◆ **Things to do**:
A) Can you extract the passage of The Fly review starting at "Jeff Goldblum stars" and ending at "the entire procedure.", word for word?
B) Could you continue the review of The Fly from the point where it stops?

◆ **Text for analysis**:

________________________

The Fly (1986) – Review

3 1/2 Stars

The Fly won an Academy Award for its make-up effects back in 1986, and the work still holds up today. That is true of the film itself, this retelling of the 1958 movie has been given a modern update but retains its combination of science fiction and horror film elements. Directed and co-written by David Cronenberg, and cast to perfection, The Fly is one of the best and smartest genre films of the 1980s.

Jeff Goldblum stars as Seth Brundle, a brilliant scientist who has discovered the secret to teleportation in a make shift laboratory,located in his loft apartment. Geena Davis is Veronica Quaife, a hotshot reporter covering this seemingly insane man for a future cover-story. To her surprise and bewilderment she discovers that Brundle is capable of transporting objects in mere seconds. Problem is the machine doesn’t work on living subjects, something to do with the molecules of the flesh. A fascination and bond grows between the pair as Brundle attempts to correct the remaining flaw and Veronica documents the entire procedure.

________________________

(Stored data entries)
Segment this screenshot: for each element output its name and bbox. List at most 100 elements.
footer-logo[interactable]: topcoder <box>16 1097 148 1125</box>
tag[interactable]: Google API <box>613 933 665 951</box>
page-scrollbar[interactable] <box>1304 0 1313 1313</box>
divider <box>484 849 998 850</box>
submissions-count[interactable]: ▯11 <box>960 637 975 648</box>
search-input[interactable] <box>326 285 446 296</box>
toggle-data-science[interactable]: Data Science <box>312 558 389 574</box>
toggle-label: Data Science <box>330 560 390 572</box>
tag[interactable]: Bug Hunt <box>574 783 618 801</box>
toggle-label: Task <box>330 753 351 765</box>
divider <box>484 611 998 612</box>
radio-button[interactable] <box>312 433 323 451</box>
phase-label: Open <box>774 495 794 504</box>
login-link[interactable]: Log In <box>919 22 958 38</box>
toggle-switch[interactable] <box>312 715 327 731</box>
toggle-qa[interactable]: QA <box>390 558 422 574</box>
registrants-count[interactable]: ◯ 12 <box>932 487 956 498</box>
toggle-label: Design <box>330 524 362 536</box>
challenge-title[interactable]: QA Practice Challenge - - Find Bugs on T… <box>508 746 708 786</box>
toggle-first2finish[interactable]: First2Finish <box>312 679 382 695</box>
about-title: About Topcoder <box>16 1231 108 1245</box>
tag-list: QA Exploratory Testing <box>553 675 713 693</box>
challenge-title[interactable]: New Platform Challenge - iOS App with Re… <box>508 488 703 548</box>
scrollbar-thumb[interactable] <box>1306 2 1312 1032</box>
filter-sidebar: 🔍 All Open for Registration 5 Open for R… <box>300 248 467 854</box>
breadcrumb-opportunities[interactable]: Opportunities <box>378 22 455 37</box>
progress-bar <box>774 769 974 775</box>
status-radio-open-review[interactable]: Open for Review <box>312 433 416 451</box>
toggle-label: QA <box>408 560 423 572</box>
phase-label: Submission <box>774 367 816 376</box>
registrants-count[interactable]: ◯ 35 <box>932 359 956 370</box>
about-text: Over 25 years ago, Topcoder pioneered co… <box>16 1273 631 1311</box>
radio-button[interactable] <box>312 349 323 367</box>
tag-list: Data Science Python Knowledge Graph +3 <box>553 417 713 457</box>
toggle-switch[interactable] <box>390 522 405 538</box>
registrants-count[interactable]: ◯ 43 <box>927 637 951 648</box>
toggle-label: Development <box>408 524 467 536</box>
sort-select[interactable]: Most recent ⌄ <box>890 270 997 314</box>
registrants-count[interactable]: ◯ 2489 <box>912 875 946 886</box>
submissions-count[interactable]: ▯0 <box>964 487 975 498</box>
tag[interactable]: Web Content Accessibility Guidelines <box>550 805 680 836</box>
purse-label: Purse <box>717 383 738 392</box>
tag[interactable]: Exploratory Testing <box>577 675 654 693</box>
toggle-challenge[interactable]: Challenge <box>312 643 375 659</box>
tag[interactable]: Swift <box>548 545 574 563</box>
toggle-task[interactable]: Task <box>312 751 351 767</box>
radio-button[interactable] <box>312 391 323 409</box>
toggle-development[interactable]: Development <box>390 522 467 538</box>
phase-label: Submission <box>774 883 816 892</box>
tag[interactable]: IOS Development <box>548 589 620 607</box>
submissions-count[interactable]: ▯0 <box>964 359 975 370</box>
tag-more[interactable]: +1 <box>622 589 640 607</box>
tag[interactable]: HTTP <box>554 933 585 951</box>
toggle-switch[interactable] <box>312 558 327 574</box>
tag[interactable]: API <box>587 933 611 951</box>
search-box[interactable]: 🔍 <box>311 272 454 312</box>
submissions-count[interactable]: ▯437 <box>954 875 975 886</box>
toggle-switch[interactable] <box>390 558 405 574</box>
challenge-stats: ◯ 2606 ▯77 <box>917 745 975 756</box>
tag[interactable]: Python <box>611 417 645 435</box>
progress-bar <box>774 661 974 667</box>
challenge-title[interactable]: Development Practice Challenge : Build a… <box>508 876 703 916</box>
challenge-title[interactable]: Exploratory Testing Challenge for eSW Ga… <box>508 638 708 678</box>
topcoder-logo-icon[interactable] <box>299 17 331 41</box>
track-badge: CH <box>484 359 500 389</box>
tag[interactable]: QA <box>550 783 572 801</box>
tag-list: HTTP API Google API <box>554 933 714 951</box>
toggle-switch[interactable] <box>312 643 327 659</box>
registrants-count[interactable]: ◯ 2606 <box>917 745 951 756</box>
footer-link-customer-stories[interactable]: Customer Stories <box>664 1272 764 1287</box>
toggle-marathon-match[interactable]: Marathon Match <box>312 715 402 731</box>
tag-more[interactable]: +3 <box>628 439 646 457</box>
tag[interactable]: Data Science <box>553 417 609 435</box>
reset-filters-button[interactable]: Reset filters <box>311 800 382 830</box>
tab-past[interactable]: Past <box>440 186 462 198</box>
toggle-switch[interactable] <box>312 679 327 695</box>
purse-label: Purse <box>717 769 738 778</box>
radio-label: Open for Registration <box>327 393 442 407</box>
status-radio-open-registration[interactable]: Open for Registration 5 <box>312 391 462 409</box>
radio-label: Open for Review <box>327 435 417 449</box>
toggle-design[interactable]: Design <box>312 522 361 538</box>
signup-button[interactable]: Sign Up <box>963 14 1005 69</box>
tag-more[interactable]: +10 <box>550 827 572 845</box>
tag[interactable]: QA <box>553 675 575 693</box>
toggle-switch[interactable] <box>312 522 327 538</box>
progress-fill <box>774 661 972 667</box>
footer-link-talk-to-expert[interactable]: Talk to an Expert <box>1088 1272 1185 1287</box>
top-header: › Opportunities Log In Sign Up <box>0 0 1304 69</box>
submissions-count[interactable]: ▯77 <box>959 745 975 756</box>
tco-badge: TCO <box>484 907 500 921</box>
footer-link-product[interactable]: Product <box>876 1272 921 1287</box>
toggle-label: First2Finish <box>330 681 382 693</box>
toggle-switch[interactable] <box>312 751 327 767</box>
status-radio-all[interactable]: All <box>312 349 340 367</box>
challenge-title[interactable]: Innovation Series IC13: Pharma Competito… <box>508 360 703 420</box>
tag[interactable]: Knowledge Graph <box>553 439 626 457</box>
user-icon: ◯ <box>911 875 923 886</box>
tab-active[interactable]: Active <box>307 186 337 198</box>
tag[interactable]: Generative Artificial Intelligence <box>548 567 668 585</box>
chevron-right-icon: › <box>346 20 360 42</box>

________________________

◆ **Set of answers**:
A)
Jeff Goldblum stars as Seth Brundle, a brilliant scientist who has discovered the secret to teleportation in a make shift laboratory,located in his loft apartment. Geena Davis is Veronica Quaife, a hotshot reporter covering this seemingly insane man for a future cover-story. To her surprise and bewilderment she discovers that Brundle is capable of transporting objects in mere seconds. Problem is the machine doesn’t work on living subjects, something to do with the molecules of the flesh. A fascination and bond grows between the pair as Brundle attempts to correct the remaining flaw and Veronica documents the entire procedure.

B)
One night in a drunken fit, and with no-one around to corroborate the discovery, Brundle gets into the teleporter himself. Unbeknownst to him, a single fly also gets locked into the chamber. In the process of the transportation Seth’s human genes get merged with those of the insect. The result is a grisly transformation from intellectual hermit, to muscle-bound bully, and then into an unrecognizable vermin.

The Fly is an effective blend of horror and thoughtfulness, ripe with humor and clever plot twists. Cronenberg and his effects team’s attention to detail is commendable, but often times veers into the repulsive. Still, this effective tale is told in the grand tradition of Man vs. Science flicks from the 1950, given a touch of pathos and outstanding creature effects, all accompanied by a outstanding score from Howard Shore.